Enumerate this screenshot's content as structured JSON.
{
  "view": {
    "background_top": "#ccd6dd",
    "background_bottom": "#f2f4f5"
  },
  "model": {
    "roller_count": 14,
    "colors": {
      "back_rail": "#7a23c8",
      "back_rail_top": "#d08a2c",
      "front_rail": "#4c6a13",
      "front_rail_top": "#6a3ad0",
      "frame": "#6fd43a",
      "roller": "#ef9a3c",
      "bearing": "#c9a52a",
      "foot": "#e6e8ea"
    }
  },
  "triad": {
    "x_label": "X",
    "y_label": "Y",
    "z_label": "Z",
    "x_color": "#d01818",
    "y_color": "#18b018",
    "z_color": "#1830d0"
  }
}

==

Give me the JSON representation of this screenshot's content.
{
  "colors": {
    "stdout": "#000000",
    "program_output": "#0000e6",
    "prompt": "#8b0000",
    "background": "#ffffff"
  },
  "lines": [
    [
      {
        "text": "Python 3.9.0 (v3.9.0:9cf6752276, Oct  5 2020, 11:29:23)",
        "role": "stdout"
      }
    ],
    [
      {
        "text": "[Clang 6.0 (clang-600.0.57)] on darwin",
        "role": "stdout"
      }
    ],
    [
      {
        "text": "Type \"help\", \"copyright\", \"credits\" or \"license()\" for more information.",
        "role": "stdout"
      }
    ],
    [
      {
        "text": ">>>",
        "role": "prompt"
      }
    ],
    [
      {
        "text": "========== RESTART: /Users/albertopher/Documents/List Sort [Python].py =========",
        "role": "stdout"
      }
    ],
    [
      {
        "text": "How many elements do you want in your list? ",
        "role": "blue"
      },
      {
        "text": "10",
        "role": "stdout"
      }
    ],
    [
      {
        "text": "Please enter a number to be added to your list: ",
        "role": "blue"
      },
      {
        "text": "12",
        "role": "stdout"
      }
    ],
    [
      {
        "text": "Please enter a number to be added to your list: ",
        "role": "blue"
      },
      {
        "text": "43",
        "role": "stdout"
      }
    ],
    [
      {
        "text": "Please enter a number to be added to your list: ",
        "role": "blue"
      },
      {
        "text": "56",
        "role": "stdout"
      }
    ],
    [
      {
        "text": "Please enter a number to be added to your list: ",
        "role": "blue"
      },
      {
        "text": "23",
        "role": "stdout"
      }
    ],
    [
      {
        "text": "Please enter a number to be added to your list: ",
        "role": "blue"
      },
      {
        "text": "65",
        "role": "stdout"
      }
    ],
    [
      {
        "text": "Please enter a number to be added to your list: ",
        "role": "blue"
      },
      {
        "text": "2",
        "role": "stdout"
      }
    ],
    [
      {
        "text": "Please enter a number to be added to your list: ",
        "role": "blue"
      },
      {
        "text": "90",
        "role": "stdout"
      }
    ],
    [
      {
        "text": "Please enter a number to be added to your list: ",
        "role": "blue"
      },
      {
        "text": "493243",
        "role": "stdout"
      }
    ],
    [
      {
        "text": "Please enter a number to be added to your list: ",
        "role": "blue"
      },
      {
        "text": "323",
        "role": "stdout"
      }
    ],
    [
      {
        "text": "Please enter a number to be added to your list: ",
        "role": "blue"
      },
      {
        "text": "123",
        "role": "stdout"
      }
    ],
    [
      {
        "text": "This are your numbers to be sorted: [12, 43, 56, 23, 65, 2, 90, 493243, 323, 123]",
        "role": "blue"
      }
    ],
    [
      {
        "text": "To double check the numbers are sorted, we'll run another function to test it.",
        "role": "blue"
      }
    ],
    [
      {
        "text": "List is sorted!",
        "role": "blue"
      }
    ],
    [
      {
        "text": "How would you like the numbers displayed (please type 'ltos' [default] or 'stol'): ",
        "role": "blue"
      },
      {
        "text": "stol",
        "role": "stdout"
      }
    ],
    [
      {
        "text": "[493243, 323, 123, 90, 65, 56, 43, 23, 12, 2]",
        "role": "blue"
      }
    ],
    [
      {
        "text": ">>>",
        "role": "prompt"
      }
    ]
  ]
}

--

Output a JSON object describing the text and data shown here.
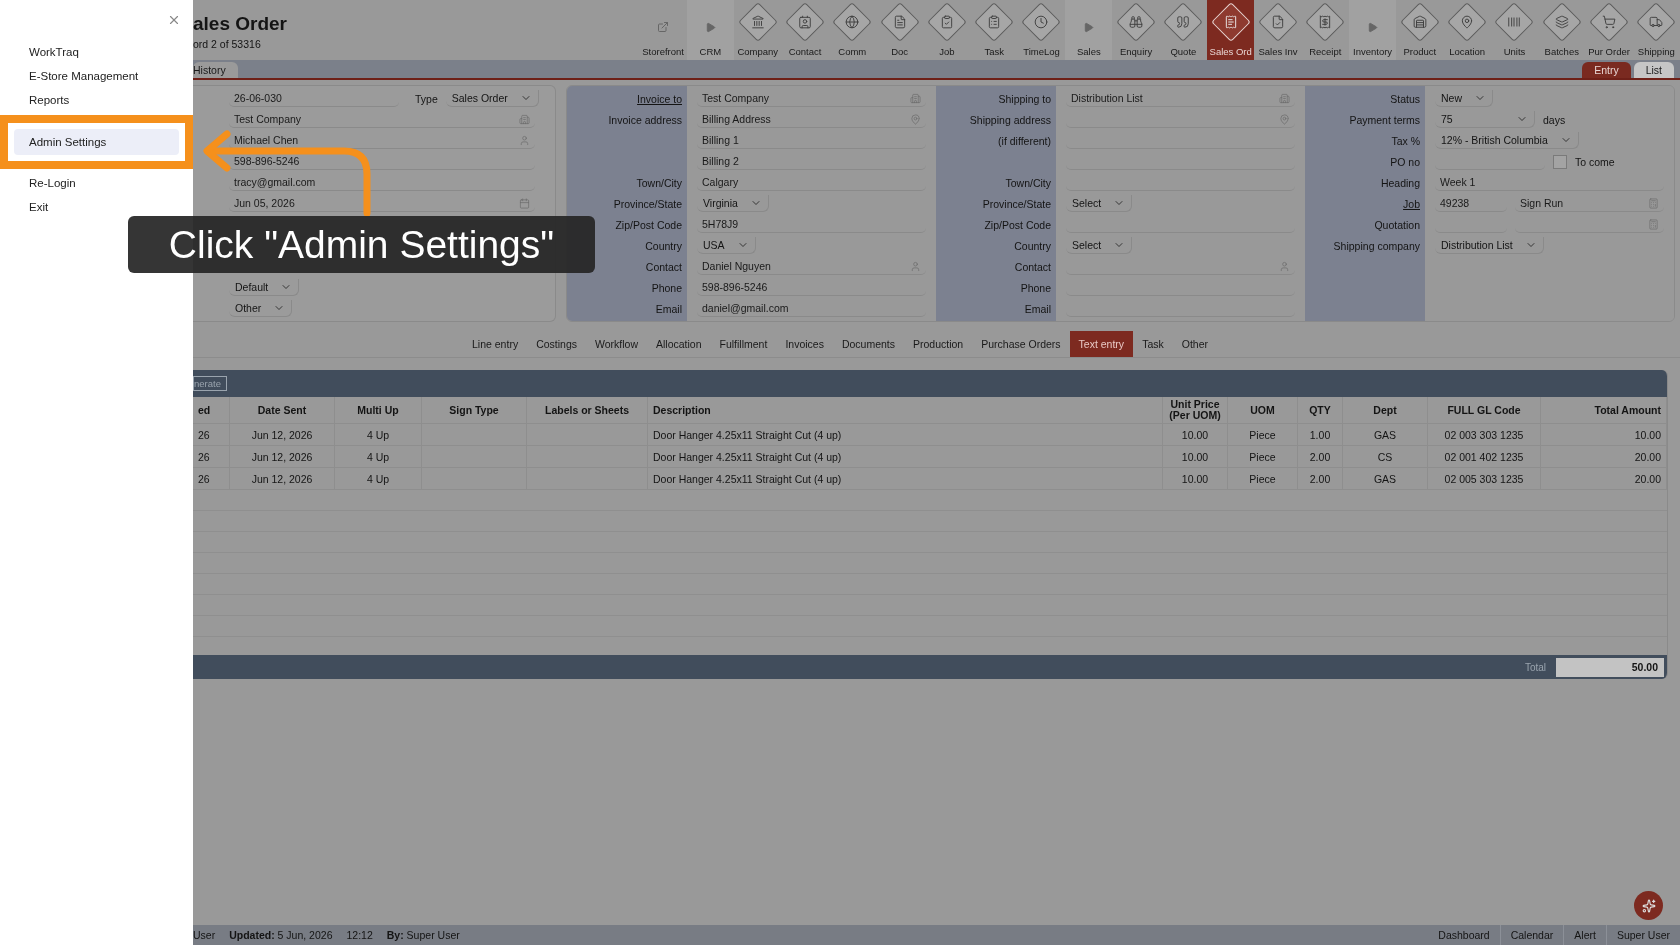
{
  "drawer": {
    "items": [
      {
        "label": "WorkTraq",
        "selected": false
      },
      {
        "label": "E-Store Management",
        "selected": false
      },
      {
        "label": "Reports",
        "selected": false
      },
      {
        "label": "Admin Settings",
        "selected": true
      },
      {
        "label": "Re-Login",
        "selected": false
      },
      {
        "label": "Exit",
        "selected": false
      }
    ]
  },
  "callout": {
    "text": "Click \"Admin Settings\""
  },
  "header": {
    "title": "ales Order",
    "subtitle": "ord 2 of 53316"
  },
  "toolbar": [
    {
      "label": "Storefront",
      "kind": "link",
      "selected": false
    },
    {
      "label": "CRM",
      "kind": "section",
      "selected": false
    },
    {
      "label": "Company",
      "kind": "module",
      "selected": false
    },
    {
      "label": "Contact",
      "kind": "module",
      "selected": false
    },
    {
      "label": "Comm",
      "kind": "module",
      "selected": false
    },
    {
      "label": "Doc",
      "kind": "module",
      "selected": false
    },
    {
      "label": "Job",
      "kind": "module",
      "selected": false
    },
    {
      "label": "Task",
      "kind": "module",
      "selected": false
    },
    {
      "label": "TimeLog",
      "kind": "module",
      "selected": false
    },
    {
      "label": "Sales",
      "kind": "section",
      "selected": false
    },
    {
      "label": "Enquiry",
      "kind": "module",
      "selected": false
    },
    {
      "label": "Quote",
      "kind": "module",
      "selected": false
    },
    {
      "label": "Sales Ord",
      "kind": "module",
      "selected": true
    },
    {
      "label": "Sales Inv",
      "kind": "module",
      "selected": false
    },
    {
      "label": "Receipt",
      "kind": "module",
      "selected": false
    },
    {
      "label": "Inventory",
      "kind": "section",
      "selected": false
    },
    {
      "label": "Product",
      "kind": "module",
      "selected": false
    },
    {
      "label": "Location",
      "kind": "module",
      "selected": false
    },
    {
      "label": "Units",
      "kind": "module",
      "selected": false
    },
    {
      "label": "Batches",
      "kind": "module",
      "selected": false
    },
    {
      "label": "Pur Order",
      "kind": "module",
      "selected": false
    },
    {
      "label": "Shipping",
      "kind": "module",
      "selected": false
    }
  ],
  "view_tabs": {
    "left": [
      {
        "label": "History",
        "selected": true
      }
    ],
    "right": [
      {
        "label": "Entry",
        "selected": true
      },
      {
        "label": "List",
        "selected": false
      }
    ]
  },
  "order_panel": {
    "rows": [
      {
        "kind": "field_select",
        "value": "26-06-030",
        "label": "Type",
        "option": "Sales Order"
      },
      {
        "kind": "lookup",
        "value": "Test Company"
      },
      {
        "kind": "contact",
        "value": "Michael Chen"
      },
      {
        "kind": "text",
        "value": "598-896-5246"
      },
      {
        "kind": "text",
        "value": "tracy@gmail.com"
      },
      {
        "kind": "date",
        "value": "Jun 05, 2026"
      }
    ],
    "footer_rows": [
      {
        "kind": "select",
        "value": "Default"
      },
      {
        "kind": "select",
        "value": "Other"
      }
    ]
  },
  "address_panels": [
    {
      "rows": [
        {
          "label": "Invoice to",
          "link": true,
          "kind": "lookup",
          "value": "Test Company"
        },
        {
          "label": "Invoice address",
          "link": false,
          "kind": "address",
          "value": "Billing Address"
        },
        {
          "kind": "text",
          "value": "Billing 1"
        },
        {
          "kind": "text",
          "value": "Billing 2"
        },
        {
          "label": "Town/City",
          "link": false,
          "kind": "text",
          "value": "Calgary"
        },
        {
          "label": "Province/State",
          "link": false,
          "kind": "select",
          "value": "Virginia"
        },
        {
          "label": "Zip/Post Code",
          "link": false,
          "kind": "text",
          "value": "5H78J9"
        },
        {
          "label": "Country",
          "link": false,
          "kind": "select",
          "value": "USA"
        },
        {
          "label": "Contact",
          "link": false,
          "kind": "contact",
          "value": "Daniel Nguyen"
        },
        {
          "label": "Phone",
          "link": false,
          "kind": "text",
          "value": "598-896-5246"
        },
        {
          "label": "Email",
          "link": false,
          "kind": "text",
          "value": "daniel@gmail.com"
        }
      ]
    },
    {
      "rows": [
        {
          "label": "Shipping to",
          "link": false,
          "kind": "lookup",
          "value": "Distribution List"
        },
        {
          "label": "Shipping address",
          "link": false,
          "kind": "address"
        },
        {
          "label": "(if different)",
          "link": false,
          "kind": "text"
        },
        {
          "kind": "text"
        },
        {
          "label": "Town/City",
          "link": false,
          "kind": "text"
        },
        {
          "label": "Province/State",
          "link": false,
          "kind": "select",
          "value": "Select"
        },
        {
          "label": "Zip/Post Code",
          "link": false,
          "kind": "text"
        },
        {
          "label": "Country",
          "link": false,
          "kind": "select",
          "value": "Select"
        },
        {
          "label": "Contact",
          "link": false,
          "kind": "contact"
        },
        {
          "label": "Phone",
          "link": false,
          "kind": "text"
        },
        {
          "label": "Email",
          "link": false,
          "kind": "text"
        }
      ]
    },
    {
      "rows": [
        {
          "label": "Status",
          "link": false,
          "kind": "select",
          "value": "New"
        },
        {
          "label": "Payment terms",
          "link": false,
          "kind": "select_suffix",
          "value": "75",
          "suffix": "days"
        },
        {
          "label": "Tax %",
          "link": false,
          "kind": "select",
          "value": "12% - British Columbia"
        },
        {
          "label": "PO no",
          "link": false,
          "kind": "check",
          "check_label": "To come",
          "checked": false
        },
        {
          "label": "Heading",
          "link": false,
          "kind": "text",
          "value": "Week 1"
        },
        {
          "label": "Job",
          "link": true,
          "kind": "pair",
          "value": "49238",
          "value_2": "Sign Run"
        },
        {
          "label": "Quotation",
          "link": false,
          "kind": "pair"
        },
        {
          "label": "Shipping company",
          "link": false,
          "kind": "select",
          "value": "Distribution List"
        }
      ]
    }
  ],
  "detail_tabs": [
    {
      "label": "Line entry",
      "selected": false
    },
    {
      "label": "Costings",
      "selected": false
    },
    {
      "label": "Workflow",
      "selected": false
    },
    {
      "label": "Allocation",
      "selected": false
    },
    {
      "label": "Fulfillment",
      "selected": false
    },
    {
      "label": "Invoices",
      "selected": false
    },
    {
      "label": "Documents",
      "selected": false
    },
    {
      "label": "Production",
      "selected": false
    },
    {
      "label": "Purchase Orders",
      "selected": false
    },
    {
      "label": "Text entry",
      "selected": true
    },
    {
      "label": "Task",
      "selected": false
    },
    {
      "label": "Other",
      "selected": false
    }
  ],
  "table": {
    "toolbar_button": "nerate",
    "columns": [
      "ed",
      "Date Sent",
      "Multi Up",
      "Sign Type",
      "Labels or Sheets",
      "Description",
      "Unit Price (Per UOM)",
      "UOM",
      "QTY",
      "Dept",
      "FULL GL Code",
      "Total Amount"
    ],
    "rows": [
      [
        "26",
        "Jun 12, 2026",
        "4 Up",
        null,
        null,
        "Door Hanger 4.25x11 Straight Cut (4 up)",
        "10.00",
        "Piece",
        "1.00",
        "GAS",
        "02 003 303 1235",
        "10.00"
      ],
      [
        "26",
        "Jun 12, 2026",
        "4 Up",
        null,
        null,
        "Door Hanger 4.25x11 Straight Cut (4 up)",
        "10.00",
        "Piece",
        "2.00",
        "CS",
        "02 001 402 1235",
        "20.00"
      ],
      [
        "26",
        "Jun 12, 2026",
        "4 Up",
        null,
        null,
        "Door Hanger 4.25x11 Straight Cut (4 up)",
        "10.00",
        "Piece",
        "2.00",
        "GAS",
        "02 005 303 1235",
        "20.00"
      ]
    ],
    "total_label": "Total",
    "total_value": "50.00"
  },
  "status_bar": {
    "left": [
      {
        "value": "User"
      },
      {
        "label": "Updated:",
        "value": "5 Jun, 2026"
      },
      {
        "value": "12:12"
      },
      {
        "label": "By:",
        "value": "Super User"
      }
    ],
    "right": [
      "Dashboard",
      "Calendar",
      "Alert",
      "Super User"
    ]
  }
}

» **Work instructions**
Which lines above hold the word "Python"? Copy each of them.

» **Answer to the task**
        "text": "Python 3.9.0 (v3.9.0:9cf6752276, Oct  5 2020, 11:29:23)",
        "text": "========== RESTART: /Users/albertopher/Documents/List Sort [Python].py =========",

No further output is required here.